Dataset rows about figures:
>>>

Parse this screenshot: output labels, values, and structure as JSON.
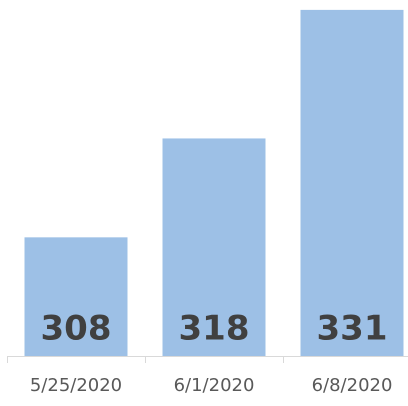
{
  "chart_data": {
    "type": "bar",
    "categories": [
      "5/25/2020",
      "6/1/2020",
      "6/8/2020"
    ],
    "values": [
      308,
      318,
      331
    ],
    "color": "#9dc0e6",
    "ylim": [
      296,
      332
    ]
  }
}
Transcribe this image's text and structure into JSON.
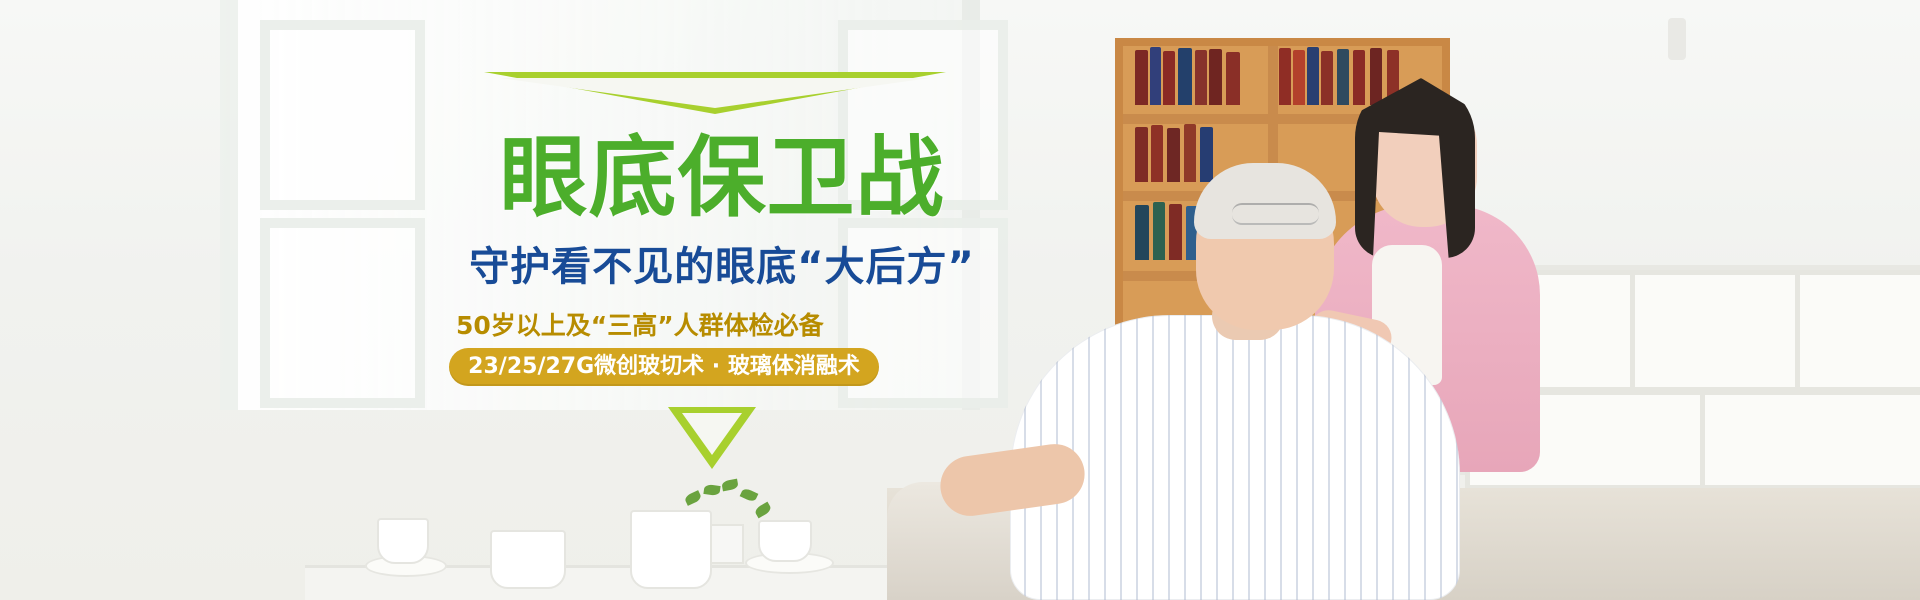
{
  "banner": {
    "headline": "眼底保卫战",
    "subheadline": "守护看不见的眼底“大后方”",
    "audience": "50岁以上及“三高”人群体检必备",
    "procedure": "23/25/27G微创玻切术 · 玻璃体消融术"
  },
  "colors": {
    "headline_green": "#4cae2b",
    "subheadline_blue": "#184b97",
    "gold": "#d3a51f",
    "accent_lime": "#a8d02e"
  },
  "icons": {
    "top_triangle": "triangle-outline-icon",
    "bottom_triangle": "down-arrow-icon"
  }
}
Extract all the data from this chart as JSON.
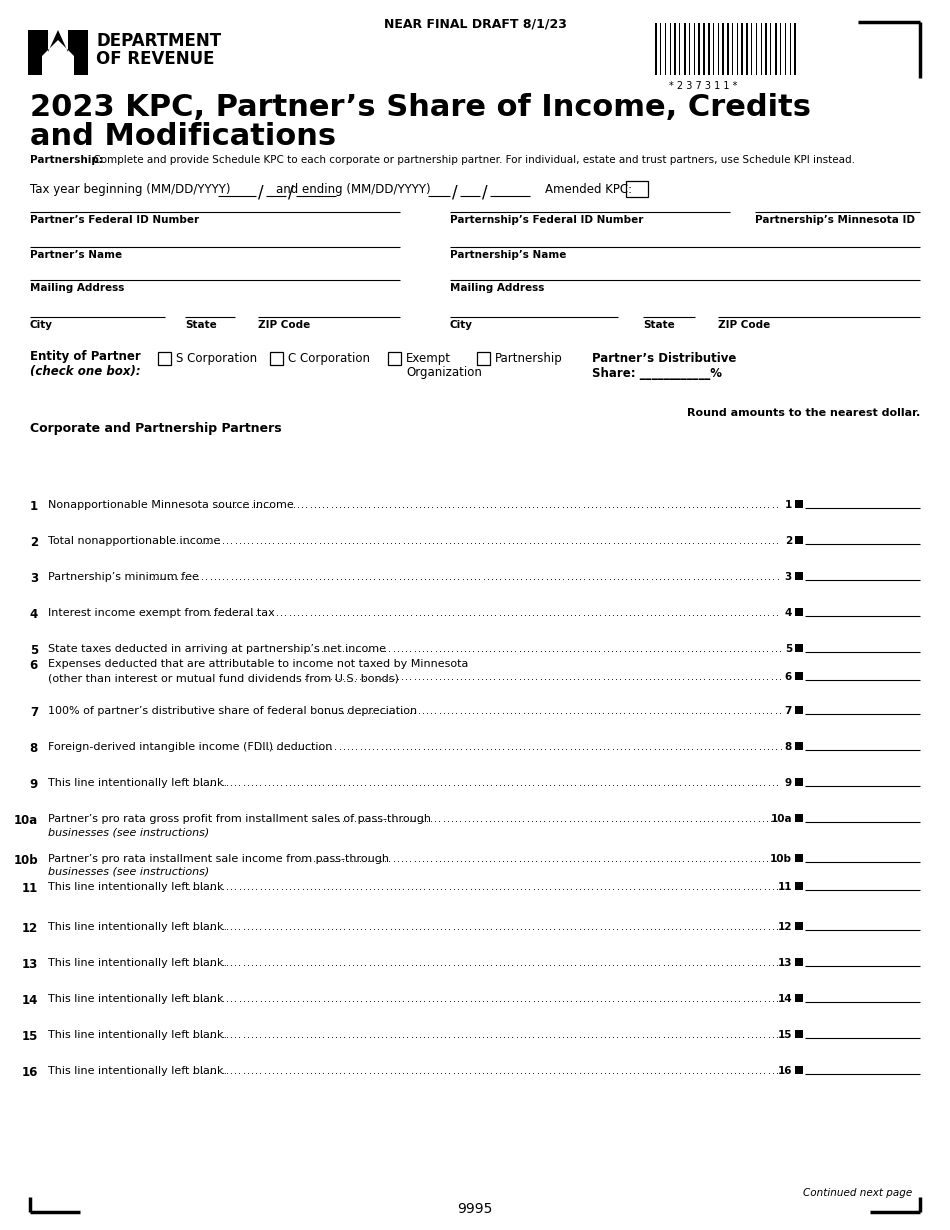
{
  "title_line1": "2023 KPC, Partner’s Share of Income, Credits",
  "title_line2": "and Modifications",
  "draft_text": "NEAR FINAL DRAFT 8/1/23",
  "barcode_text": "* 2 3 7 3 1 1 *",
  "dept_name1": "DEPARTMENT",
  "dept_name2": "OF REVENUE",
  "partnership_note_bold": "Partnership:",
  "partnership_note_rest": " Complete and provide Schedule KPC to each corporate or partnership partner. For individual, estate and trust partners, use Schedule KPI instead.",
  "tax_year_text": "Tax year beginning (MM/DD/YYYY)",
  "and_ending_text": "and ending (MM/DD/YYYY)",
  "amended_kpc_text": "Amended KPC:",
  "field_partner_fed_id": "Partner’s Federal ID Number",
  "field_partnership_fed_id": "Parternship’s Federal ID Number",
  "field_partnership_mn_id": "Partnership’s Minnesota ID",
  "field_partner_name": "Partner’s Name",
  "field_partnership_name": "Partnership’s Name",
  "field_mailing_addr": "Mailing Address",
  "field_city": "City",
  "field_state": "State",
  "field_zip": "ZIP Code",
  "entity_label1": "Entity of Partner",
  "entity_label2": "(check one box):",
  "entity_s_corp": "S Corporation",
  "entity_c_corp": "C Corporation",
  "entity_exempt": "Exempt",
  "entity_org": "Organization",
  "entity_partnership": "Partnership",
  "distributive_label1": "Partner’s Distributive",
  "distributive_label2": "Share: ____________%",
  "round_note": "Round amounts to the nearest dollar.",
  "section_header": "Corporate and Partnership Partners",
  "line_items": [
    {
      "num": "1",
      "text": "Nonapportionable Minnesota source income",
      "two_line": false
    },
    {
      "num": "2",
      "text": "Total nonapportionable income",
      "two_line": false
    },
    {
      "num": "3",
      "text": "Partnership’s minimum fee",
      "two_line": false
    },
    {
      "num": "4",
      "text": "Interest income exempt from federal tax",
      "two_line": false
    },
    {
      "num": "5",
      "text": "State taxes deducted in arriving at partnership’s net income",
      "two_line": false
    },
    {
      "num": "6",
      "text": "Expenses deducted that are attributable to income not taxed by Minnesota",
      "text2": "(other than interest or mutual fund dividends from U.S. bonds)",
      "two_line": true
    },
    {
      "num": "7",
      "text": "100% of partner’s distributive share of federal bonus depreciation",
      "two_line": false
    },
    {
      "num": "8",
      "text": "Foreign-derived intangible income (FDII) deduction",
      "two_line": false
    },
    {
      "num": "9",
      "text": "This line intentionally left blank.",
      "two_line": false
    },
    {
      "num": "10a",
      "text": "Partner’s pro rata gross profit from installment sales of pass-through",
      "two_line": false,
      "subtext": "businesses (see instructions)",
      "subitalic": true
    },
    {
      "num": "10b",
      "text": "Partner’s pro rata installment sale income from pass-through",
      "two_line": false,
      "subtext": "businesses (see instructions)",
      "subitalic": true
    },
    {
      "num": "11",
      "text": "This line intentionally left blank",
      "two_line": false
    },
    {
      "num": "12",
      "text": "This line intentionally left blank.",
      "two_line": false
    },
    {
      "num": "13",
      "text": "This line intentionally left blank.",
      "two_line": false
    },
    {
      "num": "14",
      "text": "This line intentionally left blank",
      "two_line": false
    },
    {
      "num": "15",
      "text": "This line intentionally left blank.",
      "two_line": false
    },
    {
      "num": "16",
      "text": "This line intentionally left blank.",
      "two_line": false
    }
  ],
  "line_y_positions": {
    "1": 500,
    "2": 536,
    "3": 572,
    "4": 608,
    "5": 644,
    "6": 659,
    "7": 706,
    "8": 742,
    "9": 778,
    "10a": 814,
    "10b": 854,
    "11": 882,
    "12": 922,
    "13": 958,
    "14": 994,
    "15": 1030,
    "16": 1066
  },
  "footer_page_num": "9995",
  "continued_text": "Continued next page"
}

<<<

* **GIVEN REQUEST**: Transcribe all the records above word for word, without their images.

* **WRITTEN ANSWER**:
Parse this screenshot: output labels, values, and structure as JSON.
{
  "chart_data": {
    "type": "bar",
    "categories": [
      "5/25/2020",
      "6/1/2020",
      "6/8/2020"
    ],
    "values": [
      308,
      318,
      331
    ],
    "color": "#9dc0e6",
    "ylim": [
      296,
      332
    ]
  }
}
Transcribe this image's text and structure into JSON.
{
  "banner": {
    "headline": "眼底保卫战",
    "subheadline": "守护看不见的眼底“大后方”",
    "audience": "50岁以上及“三高”人群体检必备",
    "procedure": "23/25/27G微创玻切术 · 玻璃体消融术"
  },
  "colors": {
    "headline_green": "#4cae2b",
    "subheadline_blue": "#184b97",
    "gold": "#d3a51f",
    "accent_lime": "#a8d02e"
  },
  "icons": {
    "top_triangle": "triangle-outline-icon",
    "bottom_triangle": "down-arrow-icon"
  }
}
Extract all the data from this chart as JSON.
{
  "title_line1": "2023 KPC, Partner’s Share of Income, Credits",
  "title_line2": "and Modifications",
  "draft_text": "NEAR FINAL DRAFT 8/1/23",
  "barcode_text": "* 2 3 7 3 1 1 *",
  "dept_name1": "DEPARTMENT",
  "dept_name2": "OF REVENUE",
  "partnership_note_bold": "Partnership:",
  "partnership_note_rest": " Complete and provide Schedule KPC to each corporate or partnership partner. For individual, estate and trust partners, use Schedule KPI instead.",
  "tax_year_text": "Tax year beginning (MM/DD/YYYY)",
  "and_ending_text": "and ending (MM/DD/YYYY)",
  "amended_kpc_text": "Amended KPC:",
  "field_partner_fed_id": "Partner’s Federal ID Number",
  "field_partnership_fed_id": "Parternship’s Federal ID Number",
  "field_partnership_mn_id": "Partnership’s Minnesota ID",
  "field_partner_name": "Partner’s Name",
  "field_partnership_name": "Partnership’s Name",
  "field_mailing_addr": "Mailing Address",
  "field_city": "City",
  "field_state": "State",
  "field_zip": "ZIP Code",
  "entity_label1": "Entity of Partner",
  "entity_label2": "(check one box):",
  "entity_s_corp": "S Corporation",
  "entity_c_corp": "C Corporation",
  "entity_exempt": "Exempt",
  "entity_org": "Organization",
  "entity_partnership": "Partnership",
  "distributive_label1": "Partner’s Distributive",
  "distributive_label2": "Share: ____________%",
  "round_note": "Round amounts to the nearest dollar.",
  "section_header": "Corporate and Partnership Partners",
  "line_items": [
    {
      "num": "1",
      "text": "Nonapportionable Minnesota source income",
      "two_line": false
    },
    {
      "num": "2",
      "text": "Total nonapportionable income",
      "two_line": false
    },
    {
      "num": "3",
      "text": "Partnership’s minimum fee",
      "two_line": false
    },
    {
      "num": "4",
      "text": "Interest income exempt from federal tax",
      "two_line": false
    },
    {
      "num": "5",
      "text": "State taxes deducted in arriving at partnership’s net income",
      "two_line": false
    },
    {
      "num": "6",
      "text": "Expenses deducted that are attributable to income not taxed by Minnesota",
      "text2": "(other than interest or mutual fund dividends from U.S. bonds)",
      "two_line": true
    },
    {
      "num": "7",
      "text": "100% of partner’s distributive share of federal bonus depreciation",
      "two_line": false
    },
    {
      "num": "8",
      "text": "Foreign-derived intangible income (FDII) deduction",
      "two_line": false
    },
    {
      "num": "9",
      "text": "This line intentionally left blank.",
      "two_line": false
    },
    {
      "num": "10a",
      "text": "Partner’s pro rata gross profit from installment sales of pass-through",
      "two_line": false,
      "subtext": "businesses (see instructions)",
      "subitalic": true
    },
    {
      "num": "10b",
      "text": "Partner’s pro rata installment sale income from pass-through",
      "two_line": false,
      "subtext": "businesses (see instructions)",
      "subitalic": true
    },
    {
      "num": "11",
      "text": "This line intentionally left blank",
      "two_line": false
    },
    {
      "num": "12",
      "text": "This line intentionally left blank.",
      "two_line": false
    },
    {
      "num": "13",
      "text": "This line intentionally left blank.",
      "two_line": false
    },
    {
      "num": "14",
      "text": "This line intentionally left blank",
      "two_line": false
    },
    {
      "num": "15",
      "text": "This line intentionally left blank.",
      "two_line": false
    },
    {
      "num": "16",
      "text": "This line intentionally left blank.",
      "two_line": false
    }
  ],
  "line_y_positions": {
    "1": 500,
    "2": 536,
    "3": 572,
    "4": 608,
    "5": 644,
    "6": 659,
    "7": 706,
    "8": 742,
    "9": 778,
    "10a": 814,
    "10b": 854,
    "11": 882,
    "12": 922,
    "13": 958,
    "14": 994,
    "15": 1030,
    "16": 1066
  },
  "footer_page_num": "9995",
  "continued_text": "Continued next page"
}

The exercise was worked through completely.